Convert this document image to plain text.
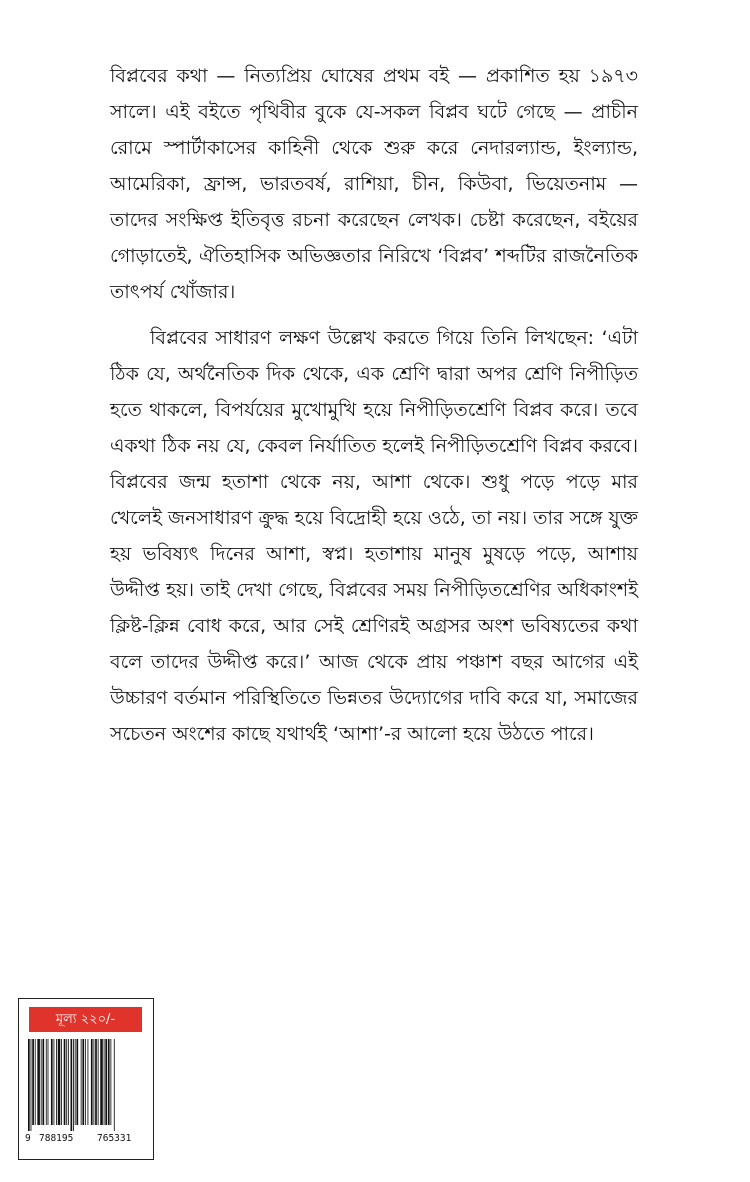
বিপ্লবের কথা — নিত্যপ্রিয় ঘোষের প্রথম বই — প্রকাশিত হয় ১৯৭৩ সালে। এই বইতে পৃথিবীর বুকে যে-সকল বিপ্লব ঘটে গেছে — প্রাচীন রোমে স্পার্টাকাসের কাহিনী থেকে শুরু করে নেদারল্যান্ড, ইংল্যান্ড, আমেরিকা, ফ্রান্স, ভারতবর্ষ, রাশিয়া, চীন, কিউবা, ভিয়েতনাম — তাদের সংক্ষিপ্ত ইতিবৃত্ত রচনা করেছেন লেখক। চেষ্টা করেছেন, বইয়ের গোড়াতেই, ঐতিহাসিক অভিজ্ঞতার নিরিখে ‘বিপ্লব’ শব্দটির রাজনৈতিক তাৎপর্য খোঁজার।

বিপ্লবের সাধারণ লক্ষণ উল্লেখ করতে গিয়ে তিনি লিখছেন: ‘এটা ঠিক যে, অর্থনৈতিক দিক থেকে, এক শ্রেণি দ্বারা অপর শ্রেণি নিপীড়িত হতে থাকলে, বিপর্যয়ের মুখোমুখি হয়ে নিপীড়িতশ্রেণি বিপ্লব করে। তবে একথা ঠিক নয় যে, কেবল নির্যাতিত হলেই নিপীড়িতশ্রেণি বিপ্লব করবে। বিপ্লবের জন্ম হতাশা থেকে নয়, আশা থেকে। শুধু পড়ে পড়ে মার খেলেই জনসাধারণ ক্রুদ্ধ হয়ে বিদ্রোহী হয়ে ওঠে, তা নয়। তার সঙ্গে যুক্ত হয় ভবিষ্যৎ দিনের আশা, স্বপ্ন। হতাশায় মানুষ মুষড়ে পড়ে, আশায় উদ্দীপ্ত হয়। তাই দেখা গেছে, বিপ্লবের সময় নিপীড়িতশ্রেণির অধিকাংশই ক্লিষ্ট-ক্লিন্ন বোধ করে, আর সেই শ্রেণিরই অগ্রসর অংশ ভবিষ্যতের কথা বলে তাদের উদ্দীপ্ত করে।’ আজ থেকে প্রায় পঞ্চাশ বছর আগের এই উচ্চারণ বর্তমান পরিস্থিতিতে ভিন্নতর উদ্যোগের দাবি করে যা, সমাজের সচেতন অংশের কাছে যথার্থই ‘আশা’-র আলো হয়ে উঠতে পারে।

মূল্য ২২০/-
9 788195 765331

########

Quote the data above in full, leaving out the pictures it holds.

Convert this document image to plain text.
বিপ্লবের কথা — নিত্যপ্রিয় ঘোষের প্রথম বই — প্রকাশিত হয় ১৯৭৩ সালে। এই বইতে পৃথিবীর বুকে যে-সকল বিপ্লব ঘটে গেছে — প্রাচীন রোমে স্পার্টাকাসের কাহিনী থেকে শুরু করে নেদারল্যান্ড, ইংল্যান্ড, আমেরিকা, ফ্রান্স, ভারতবর্ষ, রাশিয়া, চীন, কিউবা, ভিয়েতনাম — তাদের সংক্ষিপ্ত ইতিবৃত্ত রচনা করেছেন লেখক। চেষ্টা করেছেন, বইয়ের গোড়াতেই, ঐতিহাসিক অভিজ্ঞতার নিরিখে ‘বিপ্লব’ শব্দটির রাজনৈতিক তাৎপর্য খোঁজার।

বিপ্লবের সাধারণ লক্ষণ উল্লেখ করতে গিয়ে তিনি লিখছেন: ‘এটা ঠিক যে, অর্থনৈতিক দিক থেকে, এক শ্রেণি দ্বারা অপর শ্রেণি নিপীড়িত হতে থাকলে, বিপর্যয়ের মুখোমুখি হয়ে নিপীড়িতশ্রেণি বিপ্লব করে। তবে একথা ঠিক নয় যে, কেবল নির্যাতিত হলেই নিপীড়িতশ্রেণি বিপ্লব করবে। বিপ্লবের জন্ম হতাশা থেকে নয়, আশা থেকে। শুধু পড়ে পড়ে মার খেলেই জনসাধারণ ক্রুদ্ধ হয়ে বিদ্রোহী হয়ে ওঠে, তা নয়। তার সঙ্গে যুক্ত হয় ভবিষ্যৎ দিনের আশা, স্বপ্ন। হতাশায় মানুষ মুষড়ে পড়ে, আশায় উদ্দীপ্ত হয়। তাই দেখা গেছে, বিপ্লবের সময় নিপীড়িতশ্রেণির অধিকাংশই ক্লিষ্ট-ক্লিন্ন বোধ করে, আর সেই শ্রেণিরই অগ্রসর অংশ ভবিষ্যতের কথা বলে তাদের উদ্দীপ্ত করে।’ আজ থেকে প্রায় পঞ্চাশ বছর আগের এই উচ্চারণ বর্তমান পরিস্থিতিতে ভিন্নতর উদ্যোগের দাবি করে যা, সমাজের সচেতন অংশের কাছে যথার্থই ‘আশা’-র আলো হয়ে উঠতে পারে।

মূল্য ২২০/-
9 788195 765331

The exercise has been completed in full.